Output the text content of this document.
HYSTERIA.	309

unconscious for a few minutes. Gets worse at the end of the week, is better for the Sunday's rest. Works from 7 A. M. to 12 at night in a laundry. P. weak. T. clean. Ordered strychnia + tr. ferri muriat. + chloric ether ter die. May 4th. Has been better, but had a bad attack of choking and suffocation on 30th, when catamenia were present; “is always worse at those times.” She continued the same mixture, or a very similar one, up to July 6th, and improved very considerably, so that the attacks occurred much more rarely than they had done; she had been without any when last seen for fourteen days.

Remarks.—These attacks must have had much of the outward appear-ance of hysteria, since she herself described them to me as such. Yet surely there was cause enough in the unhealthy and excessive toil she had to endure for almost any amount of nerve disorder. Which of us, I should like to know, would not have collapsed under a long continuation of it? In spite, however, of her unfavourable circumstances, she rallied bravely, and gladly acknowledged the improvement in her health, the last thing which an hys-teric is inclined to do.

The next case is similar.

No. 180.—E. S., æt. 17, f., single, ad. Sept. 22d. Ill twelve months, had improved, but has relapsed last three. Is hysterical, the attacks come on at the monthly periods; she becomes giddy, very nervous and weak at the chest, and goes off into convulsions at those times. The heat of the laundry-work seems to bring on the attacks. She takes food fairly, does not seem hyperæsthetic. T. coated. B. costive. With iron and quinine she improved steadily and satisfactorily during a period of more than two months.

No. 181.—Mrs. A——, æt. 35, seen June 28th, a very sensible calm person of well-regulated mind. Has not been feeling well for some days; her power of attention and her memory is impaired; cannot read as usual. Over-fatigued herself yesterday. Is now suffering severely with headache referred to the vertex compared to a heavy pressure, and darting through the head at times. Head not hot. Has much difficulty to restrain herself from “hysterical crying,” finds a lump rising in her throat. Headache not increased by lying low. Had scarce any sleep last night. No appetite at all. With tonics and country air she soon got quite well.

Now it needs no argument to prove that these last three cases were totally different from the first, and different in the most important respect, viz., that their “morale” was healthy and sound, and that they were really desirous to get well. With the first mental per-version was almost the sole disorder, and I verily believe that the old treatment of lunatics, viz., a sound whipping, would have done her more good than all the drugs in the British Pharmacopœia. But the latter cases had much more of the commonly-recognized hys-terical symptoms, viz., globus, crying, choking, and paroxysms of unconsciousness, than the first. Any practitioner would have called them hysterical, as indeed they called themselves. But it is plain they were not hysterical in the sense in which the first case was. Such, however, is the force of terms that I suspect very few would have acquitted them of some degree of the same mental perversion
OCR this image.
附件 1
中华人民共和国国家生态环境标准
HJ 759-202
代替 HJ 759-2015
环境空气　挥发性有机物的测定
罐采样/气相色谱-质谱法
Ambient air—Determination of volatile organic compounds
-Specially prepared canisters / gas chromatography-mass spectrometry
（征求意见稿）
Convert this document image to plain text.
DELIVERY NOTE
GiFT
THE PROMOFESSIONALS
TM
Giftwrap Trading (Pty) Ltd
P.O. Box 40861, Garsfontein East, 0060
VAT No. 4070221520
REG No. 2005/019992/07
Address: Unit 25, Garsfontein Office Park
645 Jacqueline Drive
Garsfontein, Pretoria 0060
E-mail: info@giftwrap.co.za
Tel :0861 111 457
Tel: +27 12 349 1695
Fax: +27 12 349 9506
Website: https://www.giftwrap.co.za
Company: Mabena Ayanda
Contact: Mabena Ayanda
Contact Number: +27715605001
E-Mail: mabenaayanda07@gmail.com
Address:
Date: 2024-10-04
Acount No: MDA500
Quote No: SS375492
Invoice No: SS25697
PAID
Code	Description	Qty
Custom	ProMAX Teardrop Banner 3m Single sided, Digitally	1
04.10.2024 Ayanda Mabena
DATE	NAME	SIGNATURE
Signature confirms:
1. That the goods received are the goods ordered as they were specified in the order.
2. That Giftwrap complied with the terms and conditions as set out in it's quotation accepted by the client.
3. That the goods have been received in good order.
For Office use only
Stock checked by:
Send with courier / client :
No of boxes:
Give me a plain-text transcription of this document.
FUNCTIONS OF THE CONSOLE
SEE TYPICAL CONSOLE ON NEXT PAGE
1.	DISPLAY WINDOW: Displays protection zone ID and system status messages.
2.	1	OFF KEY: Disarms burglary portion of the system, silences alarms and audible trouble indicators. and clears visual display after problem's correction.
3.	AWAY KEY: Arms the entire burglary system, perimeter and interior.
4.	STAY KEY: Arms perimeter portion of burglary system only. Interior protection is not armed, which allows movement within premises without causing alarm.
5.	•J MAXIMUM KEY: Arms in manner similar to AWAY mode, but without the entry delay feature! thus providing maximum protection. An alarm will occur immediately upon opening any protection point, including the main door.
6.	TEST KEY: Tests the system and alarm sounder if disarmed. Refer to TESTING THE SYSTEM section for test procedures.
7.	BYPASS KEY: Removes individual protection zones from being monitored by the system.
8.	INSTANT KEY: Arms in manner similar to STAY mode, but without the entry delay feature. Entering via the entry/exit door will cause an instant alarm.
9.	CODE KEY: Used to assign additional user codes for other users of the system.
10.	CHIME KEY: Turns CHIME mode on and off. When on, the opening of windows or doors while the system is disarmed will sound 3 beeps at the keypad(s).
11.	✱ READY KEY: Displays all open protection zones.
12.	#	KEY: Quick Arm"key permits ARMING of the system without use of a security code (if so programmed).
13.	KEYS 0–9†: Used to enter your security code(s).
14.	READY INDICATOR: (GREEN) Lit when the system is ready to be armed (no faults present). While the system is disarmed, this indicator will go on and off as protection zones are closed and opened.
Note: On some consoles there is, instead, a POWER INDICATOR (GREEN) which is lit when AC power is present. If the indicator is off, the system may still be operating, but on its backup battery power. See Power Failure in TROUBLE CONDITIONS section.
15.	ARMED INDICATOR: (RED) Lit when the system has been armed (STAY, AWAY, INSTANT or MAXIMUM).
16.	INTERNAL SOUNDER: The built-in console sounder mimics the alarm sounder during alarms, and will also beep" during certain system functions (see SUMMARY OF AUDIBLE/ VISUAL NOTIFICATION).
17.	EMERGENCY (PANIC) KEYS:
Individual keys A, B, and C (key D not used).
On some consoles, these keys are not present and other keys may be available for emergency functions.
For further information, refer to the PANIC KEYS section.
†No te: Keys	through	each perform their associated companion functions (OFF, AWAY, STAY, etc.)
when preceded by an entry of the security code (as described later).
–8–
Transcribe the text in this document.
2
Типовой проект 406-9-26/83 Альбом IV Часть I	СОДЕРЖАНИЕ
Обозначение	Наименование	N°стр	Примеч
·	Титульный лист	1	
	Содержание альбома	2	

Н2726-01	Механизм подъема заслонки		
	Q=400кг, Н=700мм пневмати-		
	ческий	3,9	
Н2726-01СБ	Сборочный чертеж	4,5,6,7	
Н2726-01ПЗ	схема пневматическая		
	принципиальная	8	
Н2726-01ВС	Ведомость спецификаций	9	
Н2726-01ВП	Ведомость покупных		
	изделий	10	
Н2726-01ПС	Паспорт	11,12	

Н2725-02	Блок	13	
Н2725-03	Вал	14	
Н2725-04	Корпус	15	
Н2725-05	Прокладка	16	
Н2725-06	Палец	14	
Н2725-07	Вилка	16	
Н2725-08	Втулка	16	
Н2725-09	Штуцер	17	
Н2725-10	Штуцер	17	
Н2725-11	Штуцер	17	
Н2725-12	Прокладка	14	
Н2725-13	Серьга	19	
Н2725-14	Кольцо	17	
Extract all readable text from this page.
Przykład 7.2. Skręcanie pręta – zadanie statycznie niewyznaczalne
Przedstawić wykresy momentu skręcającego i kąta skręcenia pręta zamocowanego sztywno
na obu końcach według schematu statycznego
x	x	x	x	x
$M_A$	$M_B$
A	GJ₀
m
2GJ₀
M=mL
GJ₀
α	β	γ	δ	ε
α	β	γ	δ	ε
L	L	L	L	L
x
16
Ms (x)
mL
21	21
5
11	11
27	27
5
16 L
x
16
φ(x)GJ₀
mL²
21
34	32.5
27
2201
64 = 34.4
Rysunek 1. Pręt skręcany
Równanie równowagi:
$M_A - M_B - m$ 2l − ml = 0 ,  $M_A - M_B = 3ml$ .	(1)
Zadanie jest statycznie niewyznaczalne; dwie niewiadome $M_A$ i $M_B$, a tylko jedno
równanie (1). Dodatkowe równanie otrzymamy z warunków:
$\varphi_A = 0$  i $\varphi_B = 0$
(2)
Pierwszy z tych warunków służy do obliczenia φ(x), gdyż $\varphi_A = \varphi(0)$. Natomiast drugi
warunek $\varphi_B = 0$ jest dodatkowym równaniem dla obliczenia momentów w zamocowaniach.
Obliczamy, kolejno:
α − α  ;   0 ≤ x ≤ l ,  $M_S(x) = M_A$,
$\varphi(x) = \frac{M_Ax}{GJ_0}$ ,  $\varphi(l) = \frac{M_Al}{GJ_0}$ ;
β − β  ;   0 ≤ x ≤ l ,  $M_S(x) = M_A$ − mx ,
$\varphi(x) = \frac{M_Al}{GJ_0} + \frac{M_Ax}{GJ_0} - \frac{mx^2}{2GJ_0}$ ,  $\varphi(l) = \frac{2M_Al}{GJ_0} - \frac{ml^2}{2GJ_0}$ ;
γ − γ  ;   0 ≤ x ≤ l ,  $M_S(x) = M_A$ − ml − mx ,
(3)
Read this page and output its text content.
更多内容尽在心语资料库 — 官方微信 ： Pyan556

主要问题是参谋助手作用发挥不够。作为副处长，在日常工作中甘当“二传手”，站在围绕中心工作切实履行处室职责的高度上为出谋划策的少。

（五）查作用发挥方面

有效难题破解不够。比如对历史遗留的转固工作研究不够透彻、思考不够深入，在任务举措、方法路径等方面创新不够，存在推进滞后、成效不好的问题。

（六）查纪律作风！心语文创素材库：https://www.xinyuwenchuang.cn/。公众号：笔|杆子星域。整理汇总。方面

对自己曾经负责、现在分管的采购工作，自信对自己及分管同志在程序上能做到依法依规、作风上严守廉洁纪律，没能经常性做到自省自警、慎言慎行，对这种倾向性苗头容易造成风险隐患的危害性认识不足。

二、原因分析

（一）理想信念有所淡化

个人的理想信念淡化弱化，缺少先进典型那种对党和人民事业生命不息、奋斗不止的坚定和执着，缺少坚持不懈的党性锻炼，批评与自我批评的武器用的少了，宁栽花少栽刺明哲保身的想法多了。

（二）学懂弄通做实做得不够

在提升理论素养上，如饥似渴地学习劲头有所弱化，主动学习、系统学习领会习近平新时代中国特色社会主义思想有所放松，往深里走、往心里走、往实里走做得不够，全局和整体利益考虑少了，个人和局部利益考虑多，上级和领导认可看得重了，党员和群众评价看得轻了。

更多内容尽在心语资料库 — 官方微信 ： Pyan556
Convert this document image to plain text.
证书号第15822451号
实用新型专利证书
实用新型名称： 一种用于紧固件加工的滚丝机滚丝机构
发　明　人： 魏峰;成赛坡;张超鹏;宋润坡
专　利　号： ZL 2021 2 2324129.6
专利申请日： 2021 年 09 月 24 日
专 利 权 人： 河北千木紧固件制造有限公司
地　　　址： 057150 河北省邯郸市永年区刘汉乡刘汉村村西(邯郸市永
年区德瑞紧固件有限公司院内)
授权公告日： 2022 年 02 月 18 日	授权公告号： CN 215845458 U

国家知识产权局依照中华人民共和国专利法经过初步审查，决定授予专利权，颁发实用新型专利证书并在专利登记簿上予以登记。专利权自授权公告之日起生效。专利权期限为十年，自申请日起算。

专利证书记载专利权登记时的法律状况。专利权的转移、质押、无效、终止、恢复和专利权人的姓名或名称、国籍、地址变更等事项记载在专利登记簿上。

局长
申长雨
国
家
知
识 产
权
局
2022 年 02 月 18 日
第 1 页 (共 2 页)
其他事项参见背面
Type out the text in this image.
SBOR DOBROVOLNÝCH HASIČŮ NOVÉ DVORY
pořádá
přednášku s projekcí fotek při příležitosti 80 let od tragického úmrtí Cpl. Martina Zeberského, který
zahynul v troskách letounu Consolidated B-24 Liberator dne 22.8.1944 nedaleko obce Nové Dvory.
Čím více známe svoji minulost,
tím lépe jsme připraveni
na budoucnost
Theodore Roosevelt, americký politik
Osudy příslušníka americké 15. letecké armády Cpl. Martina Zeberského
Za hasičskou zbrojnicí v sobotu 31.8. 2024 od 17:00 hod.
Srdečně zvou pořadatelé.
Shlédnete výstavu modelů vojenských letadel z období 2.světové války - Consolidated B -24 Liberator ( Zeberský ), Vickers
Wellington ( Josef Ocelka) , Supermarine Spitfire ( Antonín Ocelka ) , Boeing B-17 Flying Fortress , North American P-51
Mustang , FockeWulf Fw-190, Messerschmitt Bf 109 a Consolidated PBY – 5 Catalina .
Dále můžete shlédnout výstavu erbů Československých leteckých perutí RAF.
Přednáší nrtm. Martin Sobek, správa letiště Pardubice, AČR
= = = =
▶ **TASK STATEMENT**
What is the number of lines in this listing that contain the word "client"? Answer with that number and nothing else.

▶ **SOLUTION TO THE EXERCISE**
2